Data entries for graphics>
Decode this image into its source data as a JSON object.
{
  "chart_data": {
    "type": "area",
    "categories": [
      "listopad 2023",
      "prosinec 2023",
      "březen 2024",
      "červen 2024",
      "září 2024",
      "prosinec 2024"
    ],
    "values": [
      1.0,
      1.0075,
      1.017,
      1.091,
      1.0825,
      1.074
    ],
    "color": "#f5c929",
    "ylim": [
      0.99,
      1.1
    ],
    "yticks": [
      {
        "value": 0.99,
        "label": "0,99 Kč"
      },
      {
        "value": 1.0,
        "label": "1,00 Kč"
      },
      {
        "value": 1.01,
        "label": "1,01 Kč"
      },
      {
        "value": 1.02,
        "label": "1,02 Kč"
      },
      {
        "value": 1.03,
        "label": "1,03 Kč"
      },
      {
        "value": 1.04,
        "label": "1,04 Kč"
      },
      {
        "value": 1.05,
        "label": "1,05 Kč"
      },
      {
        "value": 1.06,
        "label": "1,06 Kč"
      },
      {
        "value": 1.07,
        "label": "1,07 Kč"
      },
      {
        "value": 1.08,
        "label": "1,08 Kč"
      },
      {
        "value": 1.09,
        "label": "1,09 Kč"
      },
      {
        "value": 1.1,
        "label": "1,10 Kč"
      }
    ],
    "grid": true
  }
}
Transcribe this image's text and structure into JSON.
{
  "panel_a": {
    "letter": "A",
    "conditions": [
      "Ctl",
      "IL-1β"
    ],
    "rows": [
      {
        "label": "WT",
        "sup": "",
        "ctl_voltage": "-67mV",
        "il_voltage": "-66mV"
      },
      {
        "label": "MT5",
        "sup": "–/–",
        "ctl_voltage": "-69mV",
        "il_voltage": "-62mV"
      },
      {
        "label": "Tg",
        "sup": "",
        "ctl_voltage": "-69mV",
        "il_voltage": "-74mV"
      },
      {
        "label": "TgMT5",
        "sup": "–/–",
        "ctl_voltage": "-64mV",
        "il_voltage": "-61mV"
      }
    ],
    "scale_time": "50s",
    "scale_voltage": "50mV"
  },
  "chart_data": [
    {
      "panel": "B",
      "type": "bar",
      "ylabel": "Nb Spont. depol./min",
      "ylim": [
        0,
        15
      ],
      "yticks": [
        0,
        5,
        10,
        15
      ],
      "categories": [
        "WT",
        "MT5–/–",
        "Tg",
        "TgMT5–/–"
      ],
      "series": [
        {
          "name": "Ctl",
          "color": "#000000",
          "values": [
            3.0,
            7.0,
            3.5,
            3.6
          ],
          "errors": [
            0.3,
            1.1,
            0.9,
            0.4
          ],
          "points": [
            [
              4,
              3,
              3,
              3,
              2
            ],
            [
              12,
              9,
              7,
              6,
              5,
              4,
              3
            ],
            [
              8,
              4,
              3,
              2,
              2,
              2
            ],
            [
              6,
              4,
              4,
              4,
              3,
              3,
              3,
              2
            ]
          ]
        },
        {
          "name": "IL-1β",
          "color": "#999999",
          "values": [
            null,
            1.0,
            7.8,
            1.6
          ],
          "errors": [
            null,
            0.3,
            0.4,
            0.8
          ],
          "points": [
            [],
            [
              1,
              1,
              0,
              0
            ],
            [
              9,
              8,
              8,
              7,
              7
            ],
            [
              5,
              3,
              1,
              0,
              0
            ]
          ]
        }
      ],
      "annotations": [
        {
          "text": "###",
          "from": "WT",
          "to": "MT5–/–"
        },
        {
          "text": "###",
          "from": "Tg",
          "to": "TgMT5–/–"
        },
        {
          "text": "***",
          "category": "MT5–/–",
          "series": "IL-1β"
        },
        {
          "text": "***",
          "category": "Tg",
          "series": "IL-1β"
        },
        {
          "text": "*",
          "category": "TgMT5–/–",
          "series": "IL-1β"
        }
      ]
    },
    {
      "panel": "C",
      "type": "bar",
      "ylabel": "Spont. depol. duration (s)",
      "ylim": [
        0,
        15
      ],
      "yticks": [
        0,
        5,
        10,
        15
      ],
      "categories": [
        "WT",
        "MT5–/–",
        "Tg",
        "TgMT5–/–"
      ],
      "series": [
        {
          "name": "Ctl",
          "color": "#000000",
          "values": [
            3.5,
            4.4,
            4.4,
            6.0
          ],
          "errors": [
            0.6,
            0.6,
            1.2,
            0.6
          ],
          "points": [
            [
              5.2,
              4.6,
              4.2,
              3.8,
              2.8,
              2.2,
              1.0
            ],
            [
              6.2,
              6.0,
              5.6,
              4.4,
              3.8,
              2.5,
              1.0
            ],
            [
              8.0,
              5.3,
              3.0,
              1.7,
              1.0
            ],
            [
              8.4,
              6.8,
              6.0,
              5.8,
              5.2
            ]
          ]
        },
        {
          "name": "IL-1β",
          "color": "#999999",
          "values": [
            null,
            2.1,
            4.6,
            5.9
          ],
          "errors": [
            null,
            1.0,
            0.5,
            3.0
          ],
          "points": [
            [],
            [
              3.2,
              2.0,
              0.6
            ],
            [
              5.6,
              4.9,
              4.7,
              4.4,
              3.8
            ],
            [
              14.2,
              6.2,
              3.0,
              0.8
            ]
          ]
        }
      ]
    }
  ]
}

Exercise>
Pull out every line above that holds the word "depol".

Written answer>
      "ylabel": "Nb Spont. depol./min",
      "ylabel": "Spont. depol. duration (s)",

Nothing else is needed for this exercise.